▸ **DIRECTION**
Find each line containing the string "reactivity" and return it.

%%

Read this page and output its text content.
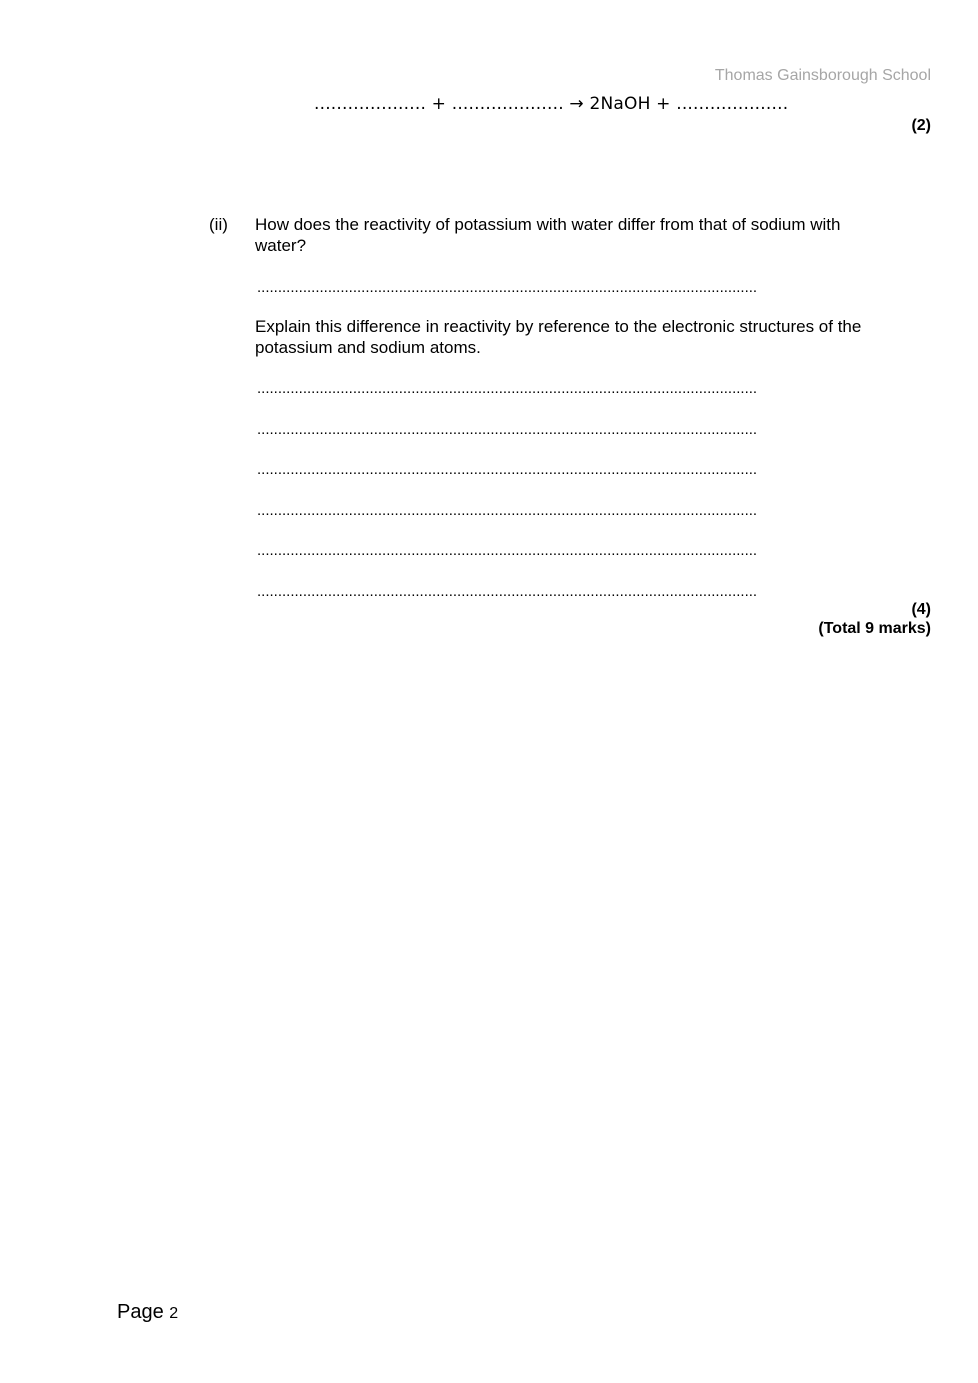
Thomas Gainsborough School
.................... + .................... → 2NaOH + ....................
(2)
(ii) How does the reactivity of potassium with water differ from that of sodium with water?
........................................................................................................................
Explain this difference in reactivity by reference to the electronic structures of the potassium and sodium atoms.
........................................................................................................................
........................................................................................................................
........................................................................................................................
........................................................................................................................
........................................................................................................................
........................................................................................................................
(4)
(Total 9 marks)
Page 2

%%

▸ **SOLVED PROBLEM**
(ii) How does the reactivity of potassium with water differ from that of sodium with water?
Explain this difference in reactivity by reference to the electronic structures of the potassium and sodium atoms.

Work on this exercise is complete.